> _Instructions to follow_: Identify all lines below that hold "заалтгүй" and collect them.

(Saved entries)

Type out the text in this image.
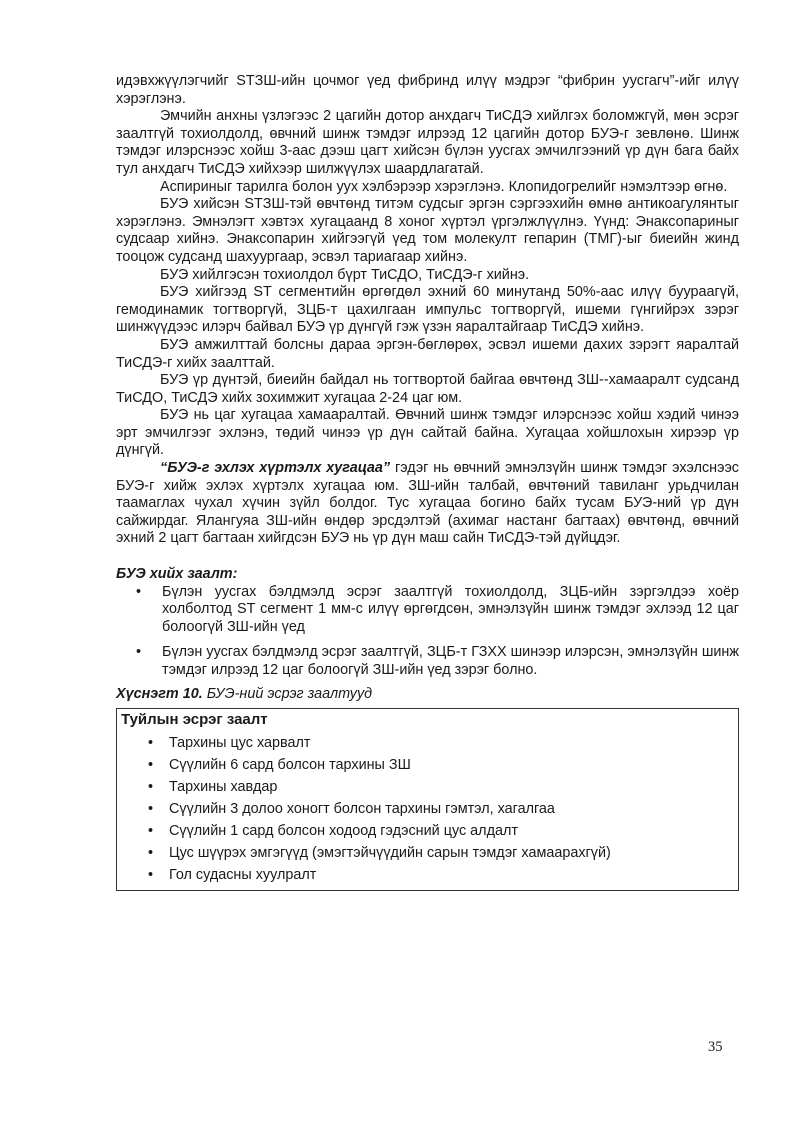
идэвхжүүлэгчийг STЗШ-ийн цочмог үед фибринд илүү мэдрэг “фибрин уусгагч”-ийг илүү хэрэглэнэ.

Эмчийн анхны үзлэгээс 2 цагийн дотор анхдагч ТиСДЭ хийлгэх боломжгүй, мөн эсрэг заалтгүй тохиолдолд, өвчний шинж тэмдэг илрээд 12 цагийн дотор БУЭ-г зевлөнө. Шинж тэмдэг илэрснээс хойш 3-аас дээш цагт хийсэн бүлэн уусгах эмчилгээний үр дүн бага байх тул анхдагч ТиСДЭ хийхээр шилжүүлэх шаардлагатай.

Аспириныг тарилга болон уух хэлбэрээр хэрэглэнэ. Клопидогрелийг нэмэлтээр өгнө.

БУЭ хийсэн STЗШ-тэй өвчтөнд титэм судсыг эргэн сэргээхийн өмнө антикоагулянтыг хэрэглэнэ. Эмнэлэгт хэвтэх хугацаанд 8 хоног хүртэл үргэлжлүүлнэ. Үүнд: Энаксопариныг судсаар хийнэ. Энаксопарин хийгээгүй үед том молекулт гепарин (ТМГ)-ыг биеийн жинд тооцож судсанд шахуургаар, эсвэл тариагаар хийнэ.

БУЭ хийлгэсэн тохиолдол бүрт ТиСДО, ТиСДЭ-г хийнэ.

БУЭ хийгээд ST сегментийн өргөгдөл эхний 60 минутанд 50%-аас илүү буураагүй, гемодинамик тогтворгүй, ЗЦБ-т цахилгаан импульс тогтворгүй, ишеми гүнгийрэх зэрэг шинжүүдээс илэрч байвал БУЭ үр дүнгүй гэж үзэн яаралтайгаар ТиСДЭ хийнэ.

БУЭ амжилттай болсны дараа эргэн-бөглөрөх, эсвэл ишеми дахих зэрэгт яаралтай ТиСДЭ-г хийх заалттай.

БУЭ үр дүнтэй, биеийн байдал нь тогтвортой байгаа өвчтөнд ЗШ--хамааралт судсанд ТиСДО, ТиСДЭ хийх зохимжит хугацаа 2-24 цаг юм.

БУЭ нь цаг хугацаа хамааралтай. Өвчний шинж тэмдэг илэрснээс хойш хэдий чинээ эрт эмчилгээг эхлэнэ, төдий чинээ үр дүн сайтай байна. Хугацаа хойшлохын хирээр үр дүнгүй.

“БУЭ-г эхлэх хүртэлх хугацаа” гэдэг нь өвчний эмнэлзүйн шинж тэмдэг эхэлснээс БУЭ-г хийж эхлэх хүртэлх хугацаа юм. ЗШ-ийн талбай, өвчтөний тавиланг урьдчилан таамаглах чухал хүчин зүйл болдог. Тус хугацаа богино байх тусам БУЭ-ний үр дүн сайжирдаг. Ялангуяа ЗШ-ийн өндөр эрсдэлтэй (ахимаг настанг багтаах) өвчтөнд, өвчний эхний 2 цагт багтаан хийгдсэн БУЭ нь үр дүн маш сайн ТиСДЭ-тэй дүйцдэг.

БУЭ хийх заалт:
• Бүлэн уусгах бэлдмэлд эсрэг заалтгүй тохиолдолд, ЗЦБ-ийн зэргэлдээ хоёр холболтод ST сегмент 1 мм-с илүү өргөгдсөн, эмнэлзүйн шинж тэмдэг эхлээд 12 цаг болоогүй ЗШ-ийн үед
• Бүлэн уусгах бэлдмэлд эсрэг заалтгүй, ЗЦБ-т ГЗХХ шинээр илэрсэн, эмнэлзүйн шинж тэмдэг илрээд 12 цаг болоогүй ЗШ-ийн үед зэрэг болно.
Хүснэгт 10. БУЭ-ний эсрэг заалтууд
Туйлын эсрэг заалт
• Тархины цус харвалт
• Сүүлийн 6 сард болсон тархины ЗШ
• Тархины хавдар
• Сүүлийн 3 долоо хоногт болсон тархины гэмтэл, хагалгаа
• Сүүлийн 1 сард болсон ходоод гэдэсний цус алдалт
• Цус шүүрэх эмгэгүүд (эмэгтэйчүүдийн сарын тэмдэг хамаарахгүй)
• Гол судасны хуулралт
35
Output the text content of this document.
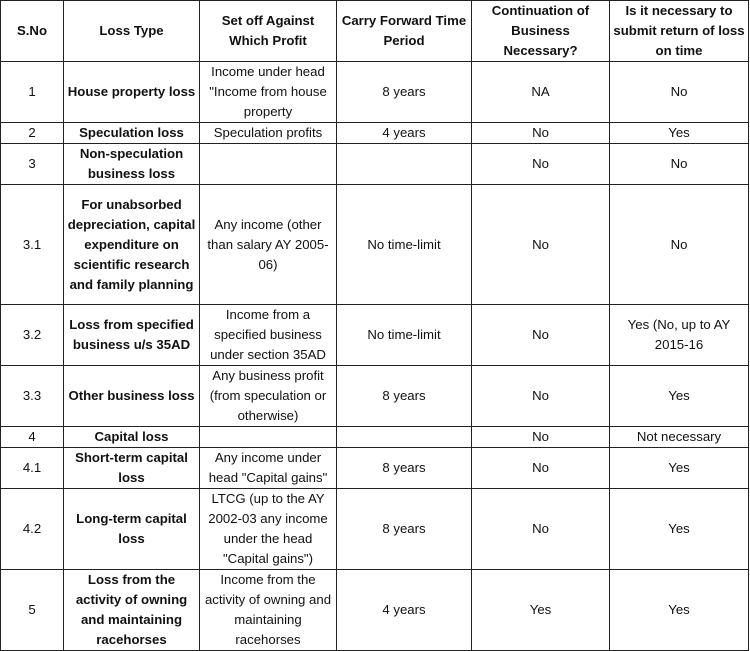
S.No	Loss Type	Set off Against Which Profit	Carry Forward Time Period	Continuation of Business Necessary?	Is it necessary to submit return of loss on time
1	House property loss	Income under head "Income from house property	8 years	NA	No
2	Speculation loss	Speculation profits	4 years	No	Yes
3	Non-speculation business loss			No	No
3.1	For unabsorbed depreciation, capital expenditure on scientific research and family planning	Any income (other than salary AY 2005-06)	No time-limit	No	No
3.2	Loss from specified business u/s 35AD	Income from a specified business under section 35AD	No time-limit	No	Yes (No, up to AY 2015-16
3.3	Other business loss	Any business profit (from speculation or otherwise)	8 years	No	Yes
4	Capital loss			No	Not necessary
4.1	Short-term capital loss	Any income under head "Capital gains"	8 years	No	Yes
4.2	Long-term capital loss	LTCG (up to the AY 2002-03 any income under the head "Capital gains")	8 years	No	Yes
5	Loss from the activity of owning and maintaining racehorses	Income from the activity of owning and maintaining racehorses	4 years	Yes	Yes
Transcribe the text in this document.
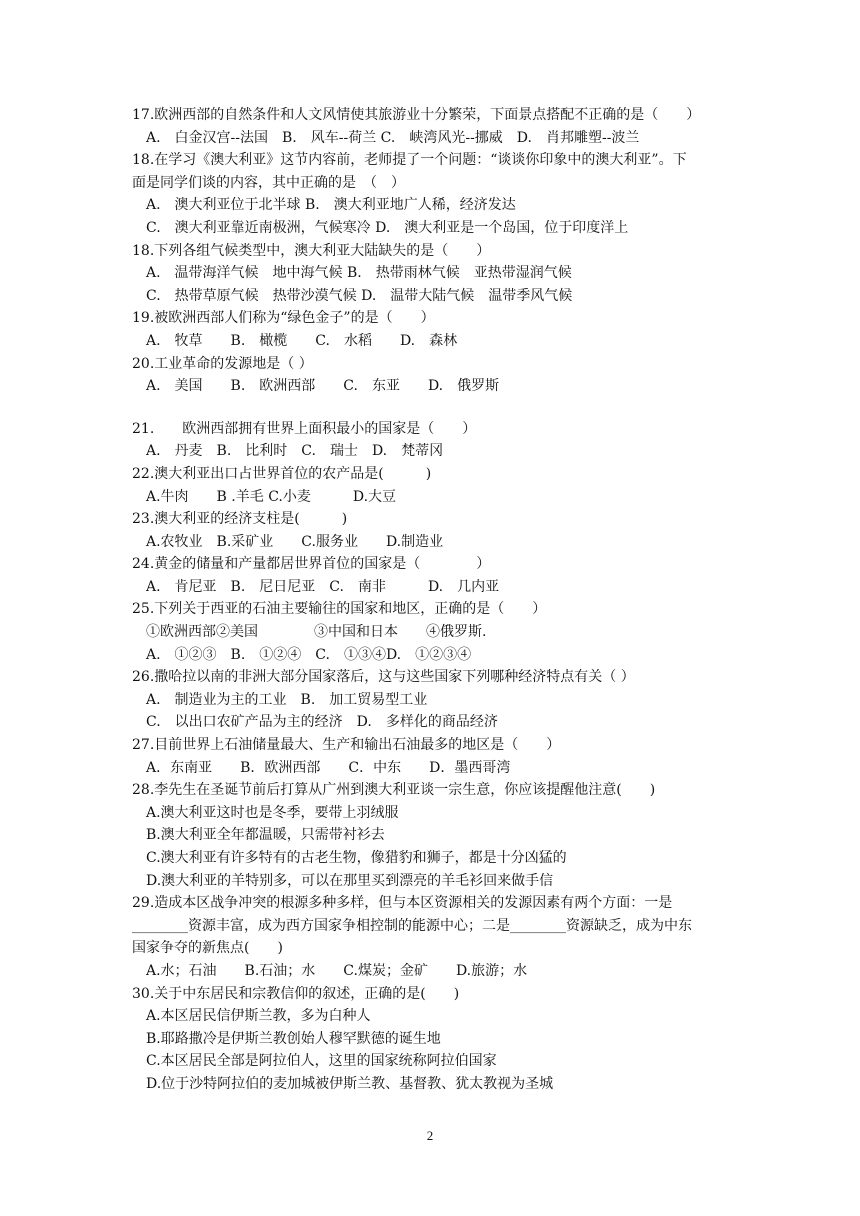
17.欧洲西部的自然条件和人文风情使其旅游业十分繁荣，下面景点搭配不正确的是（　　）
A.　白金汉宫--法国　B.　风车--荷兰 C.　峡湾风光--挪威　D.　肖邦雕塑--波兰
18.在学习《澳大利亚》这节内容前，老师提了一个问题：“谈谈你印象中的澳大利亚”。下
面是同学们谈的内容，其中正确的是　（　）
A.　澳大利亚位于北半球 B.　澳大利亚地广人稀，经济发达
C.　澳大利亚靠近南极洲，气候寒冷 D.　澳大利亚是一个岛国，位于印度洋上
18.下列各组气候类型中，澳大利亚大陆缺失的是（　　）
A.　温带海洋气候　地中海气候 B.　热带雨林气候　亚热带湿润气候
C.　热带草原气候　热带沙漠气候 D.　温带大陆气候　温带季风气候
19.被欧洲西部人们称为“绿色金子”的是（　　）
A.　牧草　　B.　橄榄　　C.　水稻　　D.　森林
20.工业革命的发源地是（ ）
A.　美国　　B.　欧洲西部　　C.　东亚　　D.　俄罗斯
21.　　欧洲西部拥有世界上面积最小的国家是（　　）
A.　丹麦　B.　比利时　C.　瑞士　D.　梵蒂冈
22.澳大利亚出口占世界首位的农产品是(　　　)
A.牛肉　　B .羊毛 C.小麦　　　D.大豆
23.澳大利亚的经济支柱是(　　　)
A.农牧业　B.采矿业　　C.服务业　　D.制造业
24.黄金的储量和产量都居世界首位的国家是（　　　　）
A.　肯尼亚　B.　尼日尼亚　C.　南非　　　D.　几内亚
25.下列关于西亚的石油主要输往的国家和地区，正确的是（　　）
①欧洲西部②美国　　　　③中国和日本　　④俄罗斯.
A.　①②③　B.　①②④　C.　①③④D.　①②③④
26.撒哈拉以南的非洲大部分国家落后，这与这些国家下列哪种经济特点有关（ ）
A.　制造业为主的工业　B.　加工贸易型工业
C.　以出口农矿产品为主的经济　D.　多样化的商品经济
27.目前世界上石油储量最大、生产和输出石油最多的地区是（　　）
A．东南亚　　B．欧洲西部　　C．中东　　D．墨西哥湾
28.李先生在圣诞节前后打算从广州到澳大利亚谈一宗生意，你应该提醒他注意(　　)
A.澳大利亚这时也是冬季，要带上羽绒服
B.澳大利亚全年都温暖，只需带衬衫去
C.澳大利亚有许多特有的古老生物，像猎豹和狮子，都是十分凶猛的
D.澳大利亚的羊特别多，可以在那里买到漂亮的羊毛衫回来做手信
29.造成本区战争冲突的根源多种多样，但与本区资源相关的发源因素有两个方面：一是
________资源丰富，成为西方国家争相控制的能源中心；二是________资源缺乏，成为中东
国家争夺的新焦点(　　)
A.水；石油　　B.石油；水　　C.煤炭；金矿　　D.旅游；水
30.关于中东居民和宗教信仰的叙述，正确的是(　　)
A.本区居民信伊斯兰教，多为白种人
B.耶路撒冷是伊斯兰教创始人穆罕默德的诞生地
C.本区居民全部是阿拉伯人，这里的国家统称阿拉伯国家
D.位于沙特阿拉伯的麦加城被伊斯兰教、基督教、犹太教视为圣城
2
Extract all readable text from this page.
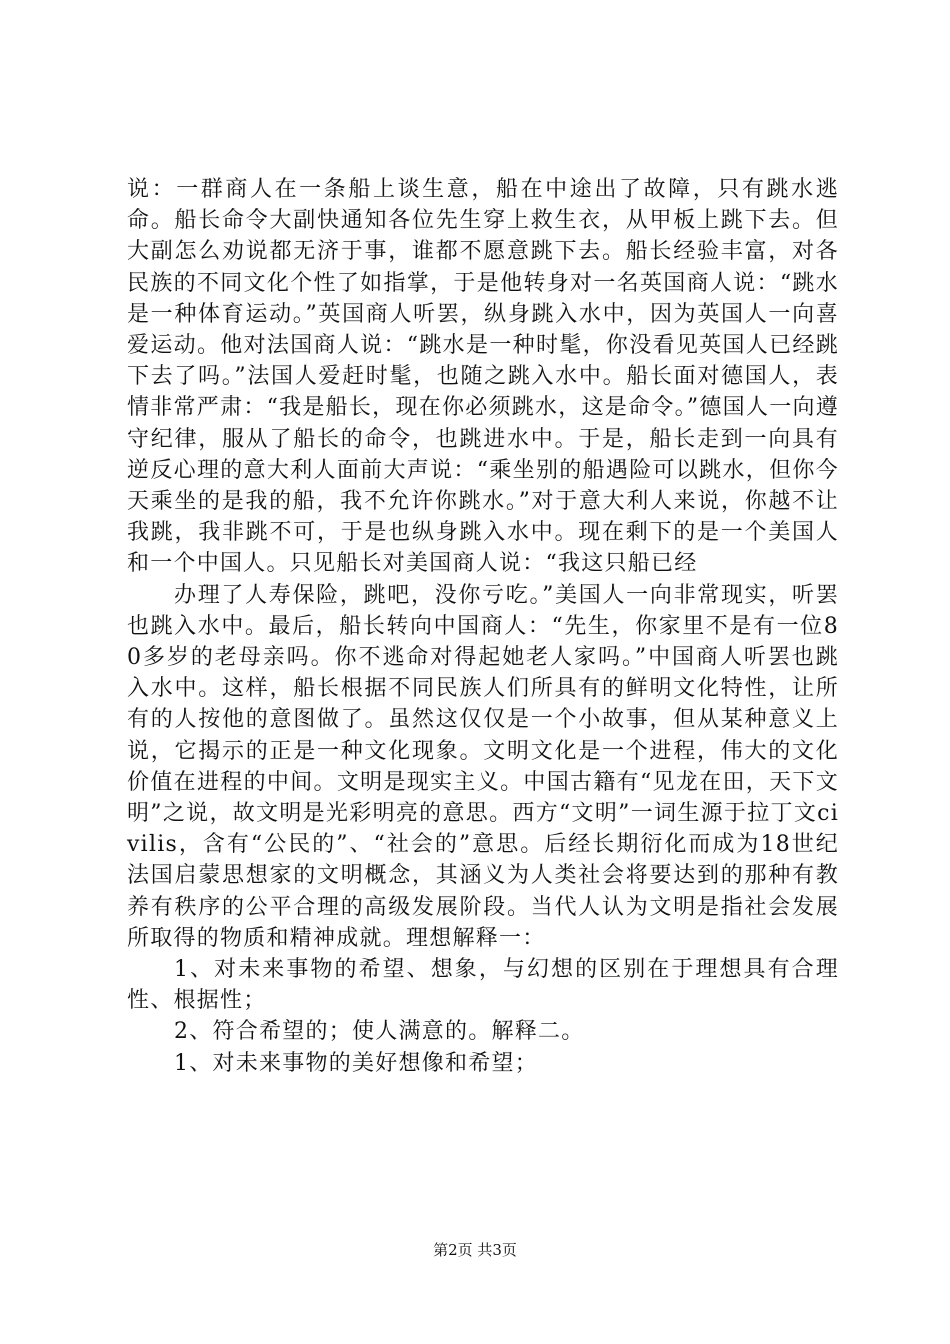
说：一群商人在一条船上谈生意，船在中途出了故障，只有跳水逃命。船长命令大副快通知各位先生穿上救生衣，从甲板上跳下去。但大副怎么劝说都无济于事，谁都不愿意跳下去。船长经验丰富，对各民族的不同文化个性了如指掌，于是他转身对一名英国商人说：“跳水是一种体育运动。”英国商人听罢，纵身跳入水中，因为英国人一向喜爱运动。他对法国商人说：“跳水是一种时髦，你没看见英国人已经跳下去了吗。”法国人爱赶时髦，也随之跳入水中。船长面对德国人，表情非常严肃：“我是船长，现在你必须跳水，这是命令。”德国人一向遵守纪律，服从了船长的命令，也跳进水中。于是，船长走到一向具有逆反心理的意大利人面前大声说：“乘坐别的船遇险可以跳水，但你今天乘坐的是我的船，我不允许你跳水。”对于意大利人来说，你越不让我跳，我非跳不可，于是也纵身跳入水中。现在剩下的是一个美国人和一个中国人。只见船长对美国商人说：“我这只船已经

办理了人寿保险，跳吧，没你亏吃。”美国人一向非常现实，听罢也跳入水中。最后，船长转向中国商人：“先生，你家里不是有一位80多岁的老母亲吗。你不逃命对得起她老人家吗。”中国商人听罢也跳入水中。这样，船长根据不同民族人们所具有的鲜明文化特性，让所有的人按他的意图做了。虽然这仅仅是一个小故事，但从某种意义上说，它揭示的正是一种文化现象。文明文化是一个进程，伟大的文化价值在进程的中间。文明是现实主义。中国古籍有“见龙在田，天下文明”之说，故文明是光彩明亮的意思。西方“文明”一词生源于拉丁文civilis，含有“公民的”、“社会的”意思。后经长期衍化而成为18世纪法国启蒙思想家的文明概念，其涵义为人类社会将要达到的那种有教养有秩序的公平合理的高级发展阶段。当代人认为文明是指社会发展所取得的物质和精神成就。理想解释一：

1、对未来事物的希望、想象，与幻想的区别在于理想具有合理性、根据性；

2、符合希望的；使人满意的。解释二。

1、对未来事物的美好想像和希望；

第2页 共3页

> _Output for this exercise_:
Эмчийн анхны үзлэгээс 2 цагийн дотор анхдагч ТиСДЭ хийлгэх боломжгүй, мөн эсрэг заалтгүй тохиолдолд, өвчний шинж тэмдэг илрээд 12 цагийн дотор БУЭ-г зевлөнө. Шинж тэмдэг илэрснээс хойш 3-аас дээш цагт хийсэн бүлэн уусгах эмчилгээний үр дүн бага байх тул анхдагч ТиСДЭ хийхээр шилжүүлэх шаардлагатай.
• Бүлэн уусгах бэлдмэлд эсрэг заалтгүй тохиолдолд, ЗЦБ-ийн зэргэлдээ хоёр холболтод ST сегмент 1 мм-с илүү өргөгдсөн, эмнэлзүйн шинж тэмдэг эхлээд 12 цаг болоогүй ЗШ-ийн үед
• Бүлэн уусгах бэлдмэлд эсрэг заалтгүй, ЗЦБ-т ГЗХХ шинээр илэрсэн, эмнэлзүйн шинж тэмдэг илрээд 12 цаг болоогүй ЗШ-ийн үед зэрэг болно.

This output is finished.